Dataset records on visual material
========================================

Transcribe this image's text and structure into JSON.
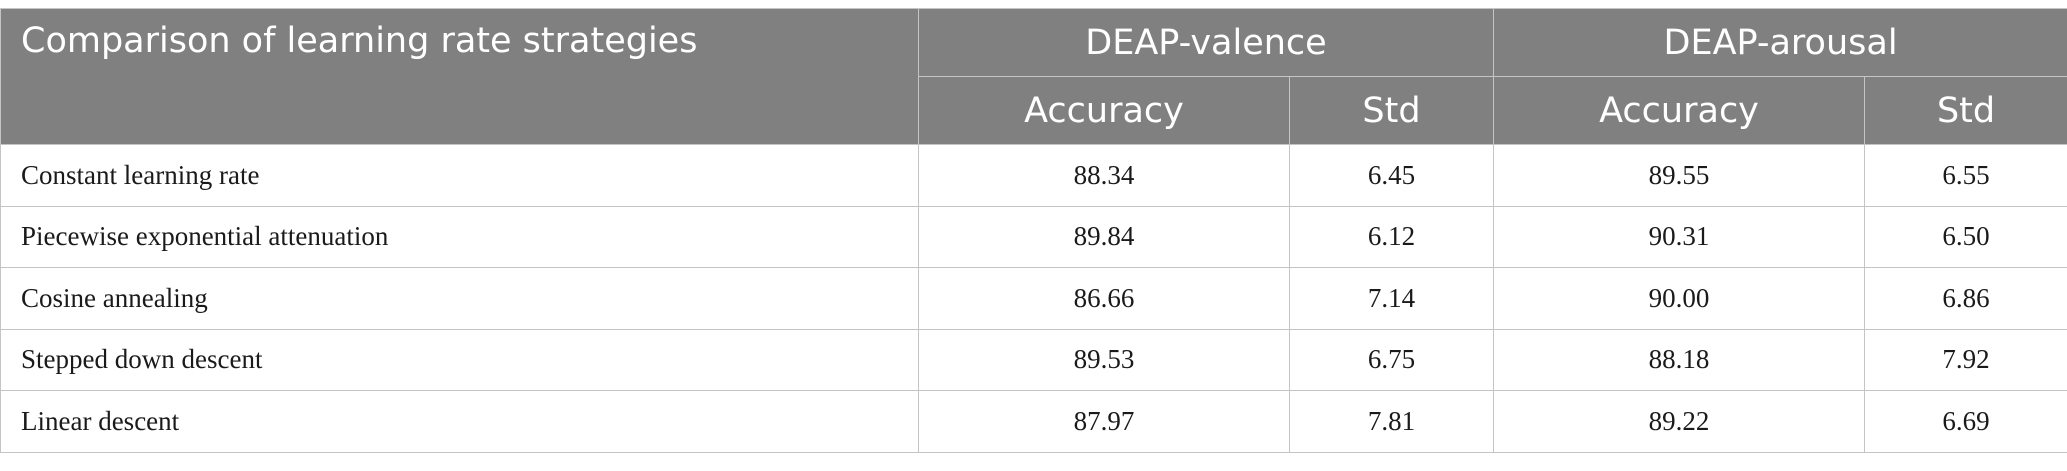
{
  "table": {
    "corner_label": "Comparison of learning rate strategies",
    "groups": [
      {
        "label": "DEAP-valence"
      },
      {
        "label": "DEAP-arousal"
      }
    ],
    "subheaders": [
      "Accuracy",
      "Std",
      "Accuracy",
      "Std"
    ],
    "rows": [
      {
        "label": "Constant learning rate",
        "values": [
          "88.34",
          "6.45",
          "89.55",
          "6.55"
        ]
      },
      {
        "label": "Piecewise exponential attenuation",
        "values": [
          "89.84",
          "6.12",
          "90.31",
          "6.50"
        ]
      },
      {
        "label": "Cosine annealing",
        "values": [
          "86.66",
          "7.14",
          "90.00",
          "6.86"
        ]
      },
      {
        "label": "Stepped down descent",
        "values": [
          "89.53",
          "6.75",
          "88.18",
          "7.92"
        ]
      },
      {
        "label": "Linear descent",
        "values": [
          "87.97",
          "7.81",
          "89.22",
          "6.69"
        ]
      }
    ]
  }
}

========================================

## What the task asks
Give back every line exactly as it stands, pictures excluded.

## Expected answer
Transcribe this image's text and structure into JSON.
{
  "table": {
    "corner_label": "Comparison of learning rate strategies",
    "groups": [
      {
        "label": "DEAP-valence"
      },
      {
        "label": "DEAP-arousal"
      }
    ],
    "subheaders": [
      "Accuracy",
      "Std",
      "Accuracy",
      "Std"
    ],
    "rows": [
      {
        "label": "Constant learning rate",
        "values": [
          "88.34",
          "6.45",
          "89.55",
          "6.55"
        ]
      },
      {
        "label": "Piecewise exponential attenuation",
        "values": [
          "89.84",
          "6.12",
          "90.31",
          "6.50"
        ]
      },
      {
        "label": "Cosine annealing",
        "values": [
          "86.66",
          "7.14",
          "90.00",
          "6.86"
        ]
      },
      {
        "label": "Stepped down descent",
        "values": [
          "89.53",
          "6.75",
          "88.18",
          "7.92"
        ]
      },
      {
        "label": "Linear descent",
        "values": [
          "87.97",
          "7.81",
          "89.22",
          "6.69"
        ]
      }
    ]
  }
}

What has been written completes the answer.